In the listing below, locate the lines that hold the string "указывается". Copy those lines.

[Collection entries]
● ● ● ●
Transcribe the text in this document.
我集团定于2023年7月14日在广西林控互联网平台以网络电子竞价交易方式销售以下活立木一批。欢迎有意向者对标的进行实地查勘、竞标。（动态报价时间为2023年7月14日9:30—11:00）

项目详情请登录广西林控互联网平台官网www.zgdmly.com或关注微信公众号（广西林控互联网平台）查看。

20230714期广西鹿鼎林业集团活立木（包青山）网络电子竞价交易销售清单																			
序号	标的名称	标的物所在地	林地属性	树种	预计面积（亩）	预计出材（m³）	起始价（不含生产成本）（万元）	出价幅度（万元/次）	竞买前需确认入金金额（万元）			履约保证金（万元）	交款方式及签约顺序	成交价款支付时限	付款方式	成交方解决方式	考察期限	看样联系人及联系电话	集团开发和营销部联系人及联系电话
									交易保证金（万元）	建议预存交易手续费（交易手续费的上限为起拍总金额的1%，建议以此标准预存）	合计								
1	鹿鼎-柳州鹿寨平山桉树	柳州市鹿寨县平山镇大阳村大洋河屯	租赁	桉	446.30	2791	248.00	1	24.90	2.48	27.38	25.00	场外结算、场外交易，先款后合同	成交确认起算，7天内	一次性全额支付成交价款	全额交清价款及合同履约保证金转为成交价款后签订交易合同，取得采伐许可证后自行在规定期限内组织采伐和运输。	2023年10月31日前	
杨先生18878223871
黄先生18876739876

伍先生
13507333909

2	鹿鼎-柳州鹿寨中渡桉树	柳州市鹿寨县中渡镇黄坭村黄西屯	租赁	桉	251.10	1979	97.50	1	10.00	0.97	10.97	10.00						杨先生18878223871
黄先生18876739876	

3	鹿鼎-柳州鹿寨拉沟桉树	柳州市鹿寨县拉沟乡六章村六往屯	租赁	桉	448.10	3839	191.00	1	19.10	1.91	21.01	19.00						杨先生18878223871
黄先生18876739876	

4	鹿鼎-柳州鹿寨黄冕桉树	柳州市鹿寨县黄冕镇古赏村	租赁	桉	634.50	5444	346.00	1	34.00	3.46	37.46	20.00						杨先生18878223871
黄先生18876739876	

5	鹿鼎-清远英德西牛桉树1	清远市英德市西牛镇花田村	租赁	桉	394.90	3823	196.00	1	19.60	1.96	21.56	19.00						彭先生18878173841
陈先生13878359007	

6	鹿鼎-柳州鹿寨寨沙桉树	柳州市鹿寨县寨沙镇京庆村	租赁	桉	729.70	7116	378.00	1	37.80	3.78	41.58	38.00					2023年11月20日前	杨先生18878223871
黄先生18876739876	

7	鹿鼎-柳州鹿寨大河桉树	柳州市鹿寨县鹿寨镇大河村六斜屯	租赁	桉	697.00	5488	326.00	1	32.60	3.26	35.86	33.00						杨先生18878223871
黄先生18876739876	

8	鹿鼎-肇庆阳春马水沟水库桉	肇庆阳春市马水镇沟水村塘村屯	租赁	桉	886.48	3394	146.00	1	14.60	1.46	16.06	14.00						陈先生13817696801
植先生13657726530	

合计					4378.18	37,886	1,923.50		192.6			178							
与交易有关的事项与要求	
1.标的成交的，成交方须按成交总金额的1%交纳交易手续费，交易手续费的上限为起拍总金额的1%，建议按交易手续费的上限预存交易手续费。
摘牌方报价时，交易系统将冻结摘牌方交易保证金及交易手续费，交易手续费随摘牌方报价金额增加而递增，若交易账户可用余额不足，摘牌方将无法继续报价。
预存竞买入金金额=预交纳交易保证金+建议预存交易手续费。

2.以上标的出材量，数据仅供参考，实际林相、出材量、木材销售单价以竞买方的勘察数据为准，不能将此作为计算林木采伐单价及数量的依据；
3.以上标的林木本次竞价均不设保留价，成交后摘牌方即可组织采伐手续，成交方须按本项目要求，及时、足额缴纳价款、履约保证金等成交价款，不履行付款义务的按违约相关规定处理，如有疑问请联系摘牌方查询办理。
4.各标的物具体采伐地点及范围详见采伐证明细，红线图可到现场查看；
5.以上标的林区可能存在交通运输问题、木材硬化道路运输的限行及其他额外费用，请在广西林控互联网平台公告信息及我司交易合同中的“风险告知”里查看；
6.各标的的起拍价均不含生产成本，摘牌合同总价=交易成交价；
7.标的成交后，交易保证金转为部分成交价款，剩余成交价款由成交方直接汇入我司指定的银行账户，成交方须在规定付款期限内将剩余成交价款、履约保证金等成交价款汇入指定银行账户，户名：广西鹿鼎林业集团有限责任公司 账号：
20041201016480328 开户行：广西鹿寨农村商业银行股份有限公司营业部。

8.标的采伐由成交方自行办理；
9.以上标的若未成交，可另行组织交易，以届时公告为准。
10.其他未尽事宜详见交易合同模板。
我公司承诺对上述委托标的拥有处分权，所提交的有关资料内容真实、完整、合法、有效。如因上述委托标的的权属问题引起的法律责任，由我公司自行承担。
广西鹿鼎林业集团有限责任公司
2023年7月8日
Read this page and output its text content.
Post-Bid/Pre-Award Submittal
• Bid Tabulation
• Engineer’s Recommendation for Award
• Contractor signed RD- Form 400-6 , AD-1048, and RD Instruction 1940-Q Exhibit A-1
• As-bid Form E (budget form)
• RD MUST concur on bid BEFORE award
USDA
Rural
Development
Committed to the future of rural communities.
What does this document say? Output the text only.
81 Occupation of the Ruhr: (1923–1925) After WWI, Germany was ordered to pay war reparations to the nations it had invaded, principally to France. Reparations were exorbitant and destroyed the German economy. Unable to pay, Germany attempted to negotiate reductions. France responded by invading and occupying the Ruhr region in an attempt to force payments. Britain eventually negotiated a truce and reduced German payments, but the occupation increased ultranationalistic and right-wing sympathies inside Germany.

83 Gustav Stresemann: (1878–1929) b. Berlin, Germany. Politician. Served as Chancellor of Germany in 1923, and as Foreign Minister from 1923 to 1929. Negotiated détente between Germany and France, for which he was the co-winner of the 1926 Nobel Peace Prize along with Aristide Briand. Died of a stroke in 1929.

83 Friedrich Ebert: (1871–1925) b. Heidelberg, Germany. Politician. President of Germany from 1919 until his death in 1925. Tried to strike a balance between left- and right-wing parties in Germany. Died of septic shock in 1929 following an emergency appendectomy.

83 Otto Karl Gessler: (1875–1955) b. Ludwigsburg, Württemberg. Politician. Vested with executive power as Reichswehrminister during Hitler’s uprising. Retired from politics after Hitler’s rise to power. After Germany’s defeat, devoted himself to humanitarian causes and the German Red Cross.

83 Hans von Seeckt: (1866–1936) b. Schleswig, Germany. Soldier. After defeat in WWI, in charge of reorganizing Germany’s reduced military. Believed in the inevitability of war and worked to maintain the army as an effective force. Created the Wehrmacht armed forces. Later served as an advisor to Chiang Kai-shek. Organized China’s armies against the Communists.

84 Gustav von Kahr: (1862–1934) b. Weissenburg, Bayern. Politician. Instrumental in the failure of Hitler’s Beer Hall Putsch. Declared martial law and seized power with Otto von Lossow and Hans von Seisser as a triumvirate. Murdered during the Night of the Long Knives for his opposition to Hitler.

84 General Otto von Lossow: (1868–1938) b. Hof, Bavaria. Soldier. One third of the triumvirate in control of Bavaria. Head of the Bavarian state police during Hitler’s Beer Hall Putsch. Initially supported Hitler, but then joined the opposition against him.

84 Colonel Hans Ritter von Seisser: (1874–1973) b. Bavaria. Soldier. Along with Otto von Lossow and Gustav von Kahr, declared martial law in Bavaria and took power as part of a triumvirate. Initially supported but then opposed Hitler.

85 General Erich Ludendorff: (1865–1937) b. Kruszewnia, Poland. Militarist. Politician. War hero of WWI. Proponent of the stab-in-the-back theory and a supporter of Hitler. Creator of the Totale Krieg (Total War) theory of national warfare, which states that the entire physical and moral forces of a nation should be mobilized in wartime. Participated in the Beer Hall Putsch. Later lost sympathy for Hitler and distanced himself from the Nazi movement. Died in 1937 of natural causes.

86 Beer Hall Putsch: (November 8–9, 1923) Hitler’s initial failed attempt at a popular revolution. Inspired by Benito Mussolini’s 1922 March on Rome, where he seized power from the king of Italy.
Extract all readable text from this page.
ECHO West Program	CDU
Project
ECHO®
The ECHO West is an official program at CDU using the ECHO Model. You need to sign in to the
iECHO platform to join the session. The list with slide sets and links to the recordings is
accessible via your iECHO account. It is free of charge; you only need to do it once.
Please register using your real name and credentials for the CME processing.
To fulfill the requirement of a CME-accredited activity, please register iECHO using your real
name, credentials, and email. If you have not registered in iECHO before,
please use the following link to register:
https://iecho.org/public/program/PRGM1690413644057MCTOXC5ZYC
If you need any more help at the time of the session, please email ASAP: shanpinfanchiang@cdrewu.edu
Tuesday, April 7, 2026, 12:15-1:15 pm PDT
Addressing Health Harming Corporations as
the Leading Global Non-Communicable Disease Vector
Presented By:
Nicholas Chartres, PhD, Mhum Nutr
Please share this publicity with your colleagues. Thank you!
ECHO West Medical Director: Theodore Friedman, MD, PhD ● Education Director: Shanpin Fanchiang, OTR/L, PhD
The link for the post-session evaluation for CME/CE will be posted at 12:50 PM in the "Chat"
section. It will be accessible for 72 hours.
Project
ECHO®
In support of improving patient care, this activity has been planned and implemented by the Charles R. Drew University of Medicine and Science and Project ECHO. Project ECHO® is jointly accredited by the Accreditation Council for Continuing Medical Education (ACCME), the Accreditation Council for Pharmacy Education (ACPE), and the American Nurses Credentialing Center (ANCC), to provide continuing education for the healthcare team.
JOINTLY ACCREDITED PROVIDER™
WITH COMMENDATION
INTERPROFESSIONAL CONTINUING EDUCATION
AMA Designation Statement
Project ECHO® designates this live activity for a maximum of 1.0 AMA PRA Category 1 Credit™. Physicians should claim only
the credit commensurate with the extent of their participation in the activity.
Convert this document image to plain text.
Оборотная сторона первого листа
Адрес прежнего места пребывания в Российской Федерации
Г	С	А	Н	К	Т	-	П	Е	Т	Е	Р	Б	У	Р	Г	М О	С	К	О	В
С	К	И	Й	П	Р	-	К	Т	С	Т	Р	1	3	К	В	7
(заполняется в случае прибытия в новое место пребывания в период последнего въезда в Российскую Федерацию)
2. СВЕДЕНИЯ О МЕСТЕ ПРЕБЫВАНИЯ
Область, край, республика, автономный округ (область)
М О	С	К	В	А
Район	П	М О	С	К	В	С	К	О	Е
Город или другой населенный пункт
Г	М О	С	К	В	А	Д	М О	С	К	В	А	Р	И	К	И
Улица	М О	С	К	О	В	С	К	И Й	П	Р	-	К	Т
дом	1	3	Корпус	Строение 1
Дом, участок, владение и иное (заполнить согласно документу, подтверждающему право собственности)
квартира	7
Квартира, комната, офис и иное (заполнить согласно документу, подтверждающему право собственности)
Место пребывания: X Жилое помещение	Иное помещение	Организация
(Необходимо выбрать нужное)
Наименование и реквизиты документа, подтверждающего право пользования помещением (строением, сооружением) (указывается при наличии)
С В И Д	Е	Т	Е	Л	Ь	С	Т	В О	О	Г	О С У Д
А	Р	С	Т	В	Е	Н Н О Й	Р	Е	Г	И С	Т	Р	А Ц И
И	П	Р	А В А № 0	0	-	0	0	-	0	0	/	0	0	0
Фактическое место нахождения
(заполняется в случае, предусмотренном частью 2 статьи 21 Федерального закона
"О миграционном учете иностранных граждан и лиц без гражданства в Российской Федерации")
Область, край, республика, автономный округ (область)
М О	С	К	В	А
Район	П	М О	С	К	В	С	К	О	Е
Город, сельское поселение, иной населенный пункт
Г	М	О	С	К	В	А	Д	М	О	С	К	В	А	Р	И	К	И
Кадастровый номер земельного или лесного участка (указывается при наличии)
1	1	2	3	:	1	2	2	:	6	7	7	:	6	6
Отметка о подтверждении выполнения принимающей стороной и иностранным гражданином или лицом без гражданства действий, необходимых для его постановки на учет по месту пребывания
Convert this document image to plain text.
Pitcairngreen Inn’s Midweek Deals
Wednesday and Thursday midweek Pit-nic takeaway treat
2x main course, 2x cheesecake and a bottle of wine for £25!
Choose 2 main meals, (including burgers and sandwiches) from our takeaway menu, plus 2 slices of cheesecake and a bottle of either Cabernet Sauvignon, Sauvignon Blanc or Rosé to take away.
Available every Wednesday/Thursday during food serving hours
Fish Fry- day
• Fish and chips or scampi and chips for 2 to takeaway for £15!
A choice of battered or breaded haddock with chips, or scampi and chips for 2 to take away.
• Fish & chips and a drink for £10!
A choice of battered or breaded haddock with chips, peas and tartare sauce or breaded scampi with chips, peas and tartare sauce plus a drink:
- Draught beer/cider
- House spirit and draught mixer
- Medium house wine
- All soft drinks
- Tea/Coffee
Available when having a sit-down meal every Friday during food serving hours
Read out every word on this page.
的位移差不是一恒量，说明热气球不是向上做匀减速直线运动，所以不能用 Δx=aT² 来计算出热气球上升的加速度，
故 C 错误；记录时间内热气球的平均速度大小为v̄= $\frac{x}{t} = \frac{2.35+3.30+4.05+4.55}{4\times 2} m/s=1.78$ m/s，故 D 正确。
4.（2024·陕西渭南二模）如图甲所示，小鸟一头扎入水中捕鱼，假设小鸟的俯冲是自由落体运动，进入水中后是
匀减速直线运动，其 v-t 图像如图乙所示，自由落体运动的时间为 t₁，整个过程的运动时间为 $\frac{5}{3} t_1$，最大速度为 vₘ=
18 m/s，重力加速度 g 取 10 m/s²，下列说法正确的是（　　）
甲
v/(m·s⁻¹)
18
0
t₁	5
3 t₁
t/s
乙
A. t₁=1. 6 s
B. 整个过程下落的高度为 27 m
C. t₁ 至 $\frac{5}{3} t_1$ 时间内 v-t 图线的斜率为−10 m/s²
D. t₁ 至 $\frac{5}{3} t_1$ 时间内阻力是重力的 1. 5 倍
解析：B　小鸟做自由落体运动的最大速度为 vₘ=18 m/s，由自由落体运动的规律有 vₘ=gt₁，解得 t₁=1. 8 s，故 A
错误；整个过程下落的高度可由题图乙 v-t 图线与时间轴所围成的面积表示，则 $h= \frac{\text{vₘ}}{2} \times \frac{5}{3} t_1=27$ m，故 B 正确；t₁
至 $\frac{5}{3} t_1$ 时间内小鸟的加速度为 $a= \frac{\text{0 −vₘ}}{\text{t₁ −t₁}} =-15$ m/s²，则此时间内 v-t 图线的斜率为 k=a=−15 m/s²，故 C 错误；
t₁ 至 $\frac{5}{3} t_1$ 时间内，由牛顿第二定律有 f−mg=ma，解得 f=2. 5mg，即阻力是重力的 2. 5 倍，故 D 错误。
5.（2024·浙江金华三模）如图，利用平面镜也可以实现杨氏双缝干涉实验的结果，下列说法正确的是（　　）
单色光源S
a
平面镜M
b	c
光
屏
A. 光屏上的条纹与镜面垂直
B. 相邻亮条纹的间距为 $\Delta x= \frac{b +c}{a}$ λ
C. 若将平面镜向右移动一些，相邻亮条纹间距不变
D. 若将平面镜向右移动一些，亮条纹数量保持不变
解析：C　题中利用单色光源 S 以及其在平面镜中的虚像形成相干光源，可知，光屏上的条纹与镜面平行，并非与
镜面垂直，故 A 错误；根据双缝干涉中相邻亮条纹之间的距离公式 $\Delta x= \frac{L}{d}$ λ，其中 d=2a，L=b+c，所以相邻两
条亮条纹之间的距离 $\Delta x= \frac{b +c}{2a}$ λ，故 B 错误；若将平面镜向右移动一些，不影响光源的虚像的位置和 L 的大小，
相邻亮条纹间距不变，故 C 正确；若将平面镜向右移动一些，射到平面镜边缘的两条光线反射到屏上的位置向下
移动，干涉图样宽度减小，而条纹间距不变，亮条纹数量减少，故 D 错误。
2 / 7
● ● ● ●
> **Expected output**
Наименование и реквизиты документа, подтверждающего право пользования помещением (строением, сооружением) (указывается при наличии)
Кадастровый номер земельного или лесного участка (указывается при наличии)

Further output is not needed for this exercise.